Task directions:
Rewrite the entries from the line with "series-lines xyxy=(136,119,836,559)" up to and including the line with "new-arrow-2 xyxy=(645,347,670,466)", swapping "y-tick-label" for "y-axis-tick" and leaving everything else unchanged.

Listed records:
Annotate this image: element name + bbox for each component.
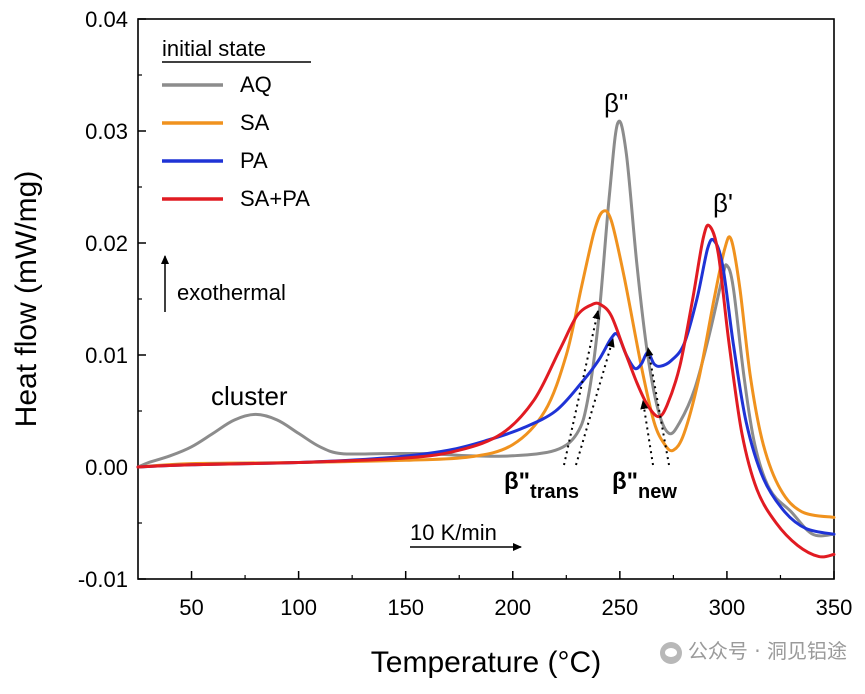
series-lines xyxy=(136,119,836,559)
x-tick-label: 200 xyxy=(494,595,531,620)
trans-arrow-2 xyxy=(575,338,615,466)
series-line-aq xyxy=(136,119,836,538)
y-tick-label: 0.02 xyxy=(85,231,128,256)
watermark-text: 公众号 · 洞见铝途 xyxy=(687,639,847,663)
y-tick-label: 0.04 xyxy=(85,7,128,32)
trans-arrow-1 xyxy=(563,310,601,466)
beta-new-main: β" xyxy=(612,468,638,495)
beta-new-sub: new xyxy=(638,481,677,503)
legend-title: initial state xyxy=(162,36,266,61)
wechat-icon xyxy=(659,641,682,664)
y-tick-label: -0.01 xyxy=(78,567,128,592)
x-tick-label: 300 xyxy=(709,595,746,620)
legend: initial state AQ SA PA SA+PA xyxy=(162,36,311,211)
beta-new-label: β"new xyxy=(612,468,677,503)
legend-label-sa-pa: SA+PA xyxy=(240,186,310,211)
y-axis-ticks: -0.01 0.00 0.01 0.02 0.03 0.04 xyxy=(78,7,146,592)
x-tick-label: 50 xyxy=(179,595,203,620)
x-tick-label: 250 xyxy=(601,595,638,620)
rate-label: 10 K/min xyxy=(410,520,497,545)
y-axis-title: Heat flow (mW/mg) xyxy=(10,171,43,428)
new-arrow-2 xyxy=(645,347,670,466)
x-tick-label: 350 xyxy=(816,595,853,620)
y-tick-label: 0.03 xyxy=(85,119,128,144)
exothermal-label: exothermal xyxy=(177,280,286,305)
x-axis-ticks: 50 100 150 200 250 300 350 xyxy=(179,571,852,620)
x-tick-label: 150 xyxy=(387,595,424,620)
beta-trans-main: β" xyxy=(504,468,530,495)
legend-label-pa: PA xyxy=(240,148,268,173)
beta-double-prime-label: β" xyxy=(604,88,628,118)
y-tick-label: 0.00 xyxy=(85,455,128,480)
series-line-pa xyxy=(136,237,836,536)
x-tick-label: 100 xyxy=(280,595,317,620)
cluster-label: cluster xyxy=(211,381,288,411)
legend-label-sa: SA xyxy=(240,110,270,135)
beta-trans-label: β"trans xyxy=(504,468,579,503)
y-tick-label: 0.01 xyxy=(85,343,128,368)
watermark: 公众号 · 洞见铝途 xyxy=(659,635,847,664)
beta-trans-sub: trans xyxy=(530,481,579,503)
x-axis-title: Temperature (°C) xyxy=(371,646,601,679)
series-line-sa xyxy=(136,209,836,519)
legend-label-aq: AQ xyxy=(240,72,272,97)
beta-prime-label: β' xyxy=(713,188,733,218)
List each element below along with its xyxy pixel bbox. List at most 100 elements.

Result for this exercise:
series-lines xyxy=(136,119,836,559)
x-tick-label: 200 xyxy=(494,595,531,620)
trans-arrow-2 xyxy=(575,338,615,466)
series-line-aq xyxy=(136,119,836,538)
y-axis-tick: 0.02 xyxy=(85,231,128,256)
watermark-text: 公众号 · 洞见铝途 xyxy=(687,639,847,663)
y-axis-tick: 0.04 xyxy=(85,7,128,32)
trans-arrow-1 xyxy=(563,310,601,466)
beta-new-main: β" xyxy=(612,468,638,495)
beta-new-sub: new xyxy=(638,481,677,503)
legend-title: initial state xyxy=(162,36,266,61)
wechat-icon xyxy=(659,641,682,664)
y-axis-tick: -0.01 xyxy=(78,567,128,592)
x-tick-label: 300 xyxy=(709,595,746,620)
legend: initial state AQ SA PA SA+PA xyxy=(162,36,311,211)
beta-new-label: β"new xyxy=(612,468,677,503)
legend-label-sa-pa: SA+PA xyxy=(240,186,310,211)
y-axis-ticks: -0.01 0.00 0.01 0.02 0.03 0.04 xyxy=(78,7,146,592)
x-tick-label: 50 xyxy=(179,595,203,620)
x-tick-label: 250 xyxy=(601,595,638,620)
rate-label: 10 K/min xyxy=(410,520,497,545)
y-axis-title: Heat flow (mW/mg) xyxy=(10,171,43,428)
new-arrow-2 xyxy=(645,347,670,466)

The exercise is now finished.